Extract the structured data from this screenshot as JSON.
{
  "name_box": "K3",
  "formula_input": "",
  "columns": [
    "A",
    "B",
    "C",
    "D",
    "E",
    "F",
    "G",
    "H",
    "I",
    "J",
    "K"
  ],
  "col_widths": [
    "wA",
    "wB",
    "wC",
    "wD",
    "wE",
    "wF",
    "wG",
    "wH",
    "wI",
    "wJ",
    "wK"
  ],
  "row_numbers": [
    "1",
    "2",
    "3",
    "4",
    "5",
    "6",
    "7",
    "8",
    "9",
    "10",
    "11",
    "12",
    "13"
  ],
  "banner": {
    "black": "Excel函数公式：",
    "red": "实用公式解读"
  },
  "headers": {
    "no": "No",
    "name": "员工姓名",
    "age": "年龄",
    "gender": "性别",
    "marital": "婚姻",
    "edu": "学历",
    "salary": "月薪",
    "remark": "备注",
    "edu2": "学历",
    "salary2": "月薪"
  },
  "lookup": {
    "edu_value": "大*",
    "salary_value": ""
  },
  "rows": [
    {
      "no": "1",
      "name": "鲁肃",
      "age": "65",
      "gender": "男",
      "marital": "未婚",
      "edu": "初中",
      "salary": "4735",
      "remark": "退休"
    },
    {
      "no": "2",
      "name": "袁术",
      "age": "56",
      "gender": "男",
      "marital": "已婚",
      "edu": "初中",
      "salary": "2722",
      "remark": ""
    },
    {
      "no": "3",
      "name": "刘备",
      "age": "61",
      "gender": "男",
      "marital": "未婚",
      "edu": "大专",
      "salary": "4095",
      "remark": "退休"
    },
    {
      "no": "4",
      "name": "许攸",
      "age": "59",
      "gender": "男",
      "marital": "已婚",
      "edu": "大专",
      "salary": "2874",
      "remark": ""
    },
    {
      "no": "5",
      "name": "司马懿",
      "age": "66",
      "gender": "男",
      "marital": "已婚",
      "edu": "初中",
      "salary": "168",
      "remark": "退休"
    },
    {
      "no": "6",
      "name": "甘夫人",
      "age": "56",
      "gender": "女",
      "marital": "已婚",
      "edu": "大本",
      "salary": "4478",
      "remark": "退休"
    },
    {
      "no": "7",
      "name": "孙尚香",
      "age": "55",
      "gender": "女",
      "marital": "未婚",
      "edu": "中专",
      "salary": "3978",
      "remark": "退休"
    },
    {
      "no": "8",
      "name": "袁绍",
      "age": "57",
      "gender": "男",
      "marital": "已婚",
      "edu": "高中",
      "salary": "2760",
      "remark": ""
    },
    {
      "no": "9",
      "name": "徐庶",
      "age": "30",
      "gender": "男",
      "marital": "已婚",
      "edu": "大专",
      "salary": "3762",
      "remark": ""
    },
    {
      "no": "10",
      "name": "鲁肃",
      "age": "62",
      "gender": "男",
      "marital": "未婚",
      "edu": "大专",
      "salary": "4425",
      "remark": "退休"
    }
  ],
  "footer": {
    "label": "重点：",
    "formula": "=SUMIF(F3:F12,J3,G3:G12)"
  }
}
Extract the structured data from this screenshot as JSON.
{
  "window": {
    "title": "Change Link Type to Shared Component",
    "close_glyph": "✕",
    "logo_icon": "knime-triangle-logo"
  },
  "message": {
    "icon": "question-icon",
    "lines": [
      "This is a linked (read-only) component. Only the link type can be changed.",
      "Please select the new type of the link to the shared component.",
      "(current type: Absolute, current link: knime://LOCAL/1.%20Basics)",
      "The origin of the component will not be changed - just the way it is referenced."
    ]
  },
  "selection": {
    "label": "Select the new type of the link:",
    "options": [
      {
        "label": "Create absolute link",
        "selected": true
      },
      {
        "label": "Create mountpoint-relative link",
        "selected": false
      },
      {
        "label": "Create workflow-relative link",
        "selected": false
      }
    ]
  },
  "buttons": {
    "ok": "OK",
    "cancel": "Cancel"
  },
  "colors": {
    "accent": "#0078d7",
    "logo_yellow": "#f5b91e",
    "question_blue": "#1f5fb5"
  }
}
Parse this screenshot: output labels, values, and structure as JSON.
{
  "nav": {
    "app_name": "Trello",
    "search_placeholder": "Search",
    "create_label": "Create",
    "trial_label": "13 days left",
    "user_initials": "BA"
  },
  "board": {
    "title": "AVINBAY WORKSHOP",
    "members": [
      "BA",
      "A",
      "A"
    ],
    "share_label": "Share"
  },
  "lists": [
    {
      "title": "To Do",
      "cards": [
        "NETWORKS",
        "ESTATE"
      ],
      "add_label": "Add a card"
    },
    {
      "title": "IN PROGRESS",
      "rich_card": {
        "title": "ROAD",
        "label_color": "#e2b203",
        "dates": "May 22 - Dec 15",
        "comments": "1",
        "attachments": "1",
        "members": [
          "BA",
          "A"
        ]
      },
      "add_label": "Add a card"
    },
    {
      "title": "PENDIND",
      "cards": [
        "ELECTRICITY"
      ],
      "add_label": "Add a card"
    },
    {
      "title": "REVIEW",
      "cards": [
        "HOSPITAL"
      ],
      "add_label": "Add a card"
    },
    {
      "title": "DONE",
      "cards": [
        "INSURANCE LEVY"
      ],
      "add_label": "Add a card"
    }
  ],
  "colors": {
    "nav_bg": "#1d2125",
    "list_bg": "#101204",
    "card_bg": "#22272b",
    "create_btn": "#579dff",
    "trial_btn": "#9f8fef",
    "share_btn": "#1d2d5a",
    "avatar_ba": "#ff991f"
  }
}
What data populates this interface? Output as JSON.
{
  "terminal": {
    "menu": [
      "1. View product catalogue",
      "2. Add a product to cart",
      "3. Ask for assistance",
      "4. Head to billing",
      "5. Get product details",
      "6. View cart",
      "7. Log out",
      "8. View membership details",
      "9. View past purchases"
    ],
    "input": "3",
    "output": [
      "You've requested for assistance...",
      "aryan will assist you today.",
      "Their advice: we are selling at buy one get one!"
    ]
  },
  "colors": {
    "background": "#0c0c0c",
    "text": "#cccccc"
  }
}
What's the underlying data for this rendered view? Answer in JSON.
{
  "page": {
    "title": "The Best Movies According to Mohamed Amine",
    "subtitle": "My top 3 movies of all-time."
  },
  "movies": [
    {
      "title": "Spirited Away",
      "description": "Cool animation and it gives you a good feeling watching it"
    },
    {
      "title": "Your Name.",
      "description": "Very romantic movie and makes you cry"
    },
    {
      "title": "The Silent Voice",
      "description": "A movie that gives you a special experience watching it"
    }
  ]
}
___
◆ Written problem: Leave out every line before the one containing "What data populates"; set down that line and all remaining lines of the material exactly.

◆ Answer to this task:
What data populates this interface? Output as JSON.
{
  "terminal": {
    "menu": [
      "1. View product catalogue",
      "2. Add a product to cart",
      "3. Ask for assistance",
      "4. Head to billing",
      "5. Get product details",
      "6. View cart",
      "7. Log out",
      "8. View membership details",
      "9. View past purchases"
    ],
    "input": "3",
    "output": [
      "You've requested for assistance...",
      "aryan will assist you today.",
      "Their advice: we are selling at buy one get one!"
    ]
  },
  "colors": {
    "background": "#0c0c0c",
    "text": "#cccccc"
  }
}
What's the underlying data for this rendered view? Answer in JSON.
{
  "page": {
    "title": "The Best Movies According to Mohamed Amine",
    "subtitle": "My top 3 movies of all-time."
  },
  "movies": [
    {
      "title": "Spirited Away",
      "description": "Cool animation and it gives you a good feeling watching it"
    },
    {
      "title": "Your Name.",
      "description": "Very romantic movie and makes you cry"
    },
    {
      "title": "The Silent Voice",
      "description": "A movie that gives you a special experience watching it"
    }
  ]
}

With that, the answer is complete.